Source records
········
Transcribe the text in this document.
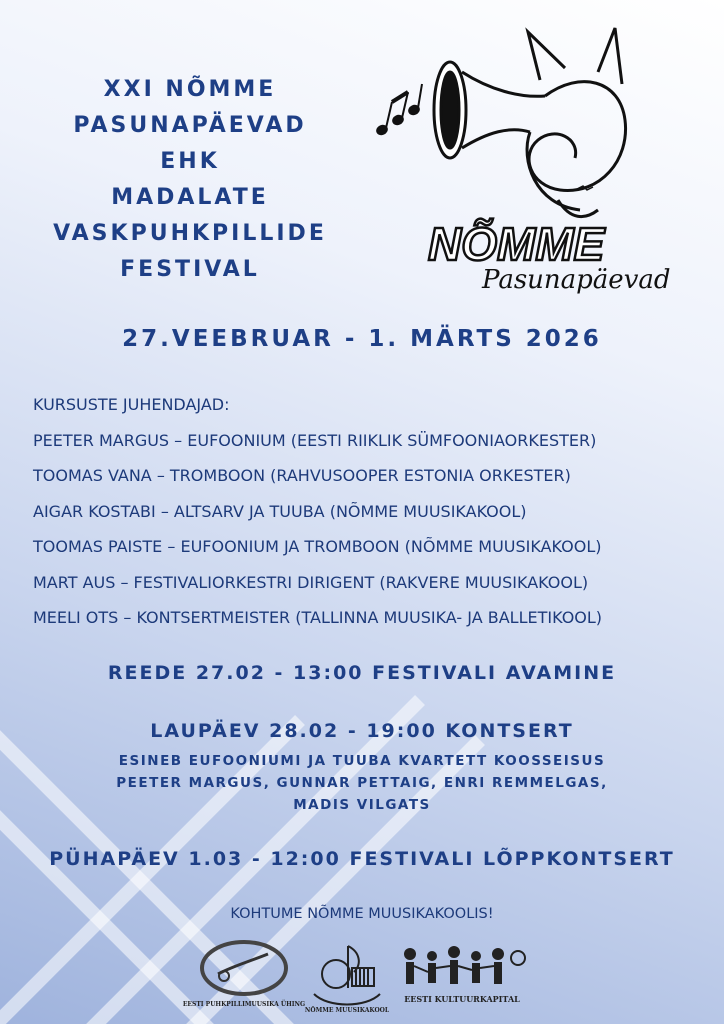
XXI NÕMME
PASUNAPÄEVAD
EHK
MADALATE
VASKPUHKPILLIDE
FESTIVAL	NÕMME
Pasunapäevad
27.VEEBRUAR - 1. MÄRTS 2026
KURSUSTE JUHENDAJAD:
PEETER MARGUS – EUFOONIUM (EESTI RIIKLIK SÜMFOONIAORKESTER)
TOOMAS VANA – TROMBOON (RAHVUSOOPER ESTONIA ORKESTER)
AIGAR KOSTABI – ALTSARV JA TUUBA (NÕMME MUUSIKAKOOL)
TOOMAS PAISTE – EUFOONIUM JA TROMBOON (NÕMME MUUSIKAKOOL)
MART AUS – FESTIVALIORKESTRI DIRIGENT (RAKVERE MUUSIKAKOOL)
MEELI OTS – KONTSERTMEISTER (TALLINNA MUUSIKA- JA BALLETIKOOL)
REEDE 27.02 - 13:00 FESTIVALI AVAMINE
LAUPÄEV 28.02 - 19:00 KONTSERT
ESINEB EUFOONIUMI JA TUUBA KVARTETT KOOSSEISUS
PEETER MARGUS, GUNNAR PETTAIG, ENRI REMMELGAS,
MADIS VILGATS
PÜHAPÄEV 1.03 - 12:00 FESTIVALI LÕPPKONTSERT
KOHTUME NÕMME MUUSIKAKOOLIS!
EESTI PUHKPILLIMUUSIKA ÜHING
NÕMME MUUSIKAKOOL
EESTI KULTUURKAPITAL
········
Work to be completed
Exclude every picture and copy the remaining data exactly.

Solution to this problem
Transcribe the text in this document.
XXI NÕMME
PASUNAPÄEVAD
EHK
MADALATE
VASKPUHKPILLIDE
FESTIVAL	NÕMME
Pasunapäevad
27.VEEBRUAR - 1. MÄRTS 2026
KURSUSTE JUHENDAJAD:
PEETER MARGUS – EUFOONIUM (EESTI RIIKLIK SÜMFOONIAORKESTER)
TOOMAS VANA – TROMBOON (RAHVUSOOPER ESTONIA ORKESTER)
AIGAR KOSTABI – ALTSARV JA TUUBA (NÕMME MUUSIKAKOOL)
TOOMAS PAISTE – EUFOONIUM JA TROMBOON (NÕMME MUUSIKAKOOL)
MART AUS – FESTIVALIORKESTRI DIRIGENT (RAKVERE MUUSIKAKOOL)
MEELI OTS – KONTSERTMEISTER (TALLINNA MUUSIKA- JA BALLETIKOOL)
REEDE 27.02 - 13:00 FESTIVALI AVAMINE
LAUPÄEV 28.02 - 19:00 KONTSERT
ESINEB EUFOONIUMI JA TUUBA KVARTETT KOOSSEISUS
PEETER MARGUS, GUNNAR PETTAIG, ENRI REMMELGAS,
MADIS VILGATS
PÜHAPÄEV 1.03 - 12:00 FESTIVALI LÕPPKONTSERT
KOHTUME NÕMME MUUSIKAKOOLIS!
EESTI PUHKPILLIMUUSIKA ÜHING
NÕMME MUUSIKAKOOL
EESTI KULTUURKAPITAL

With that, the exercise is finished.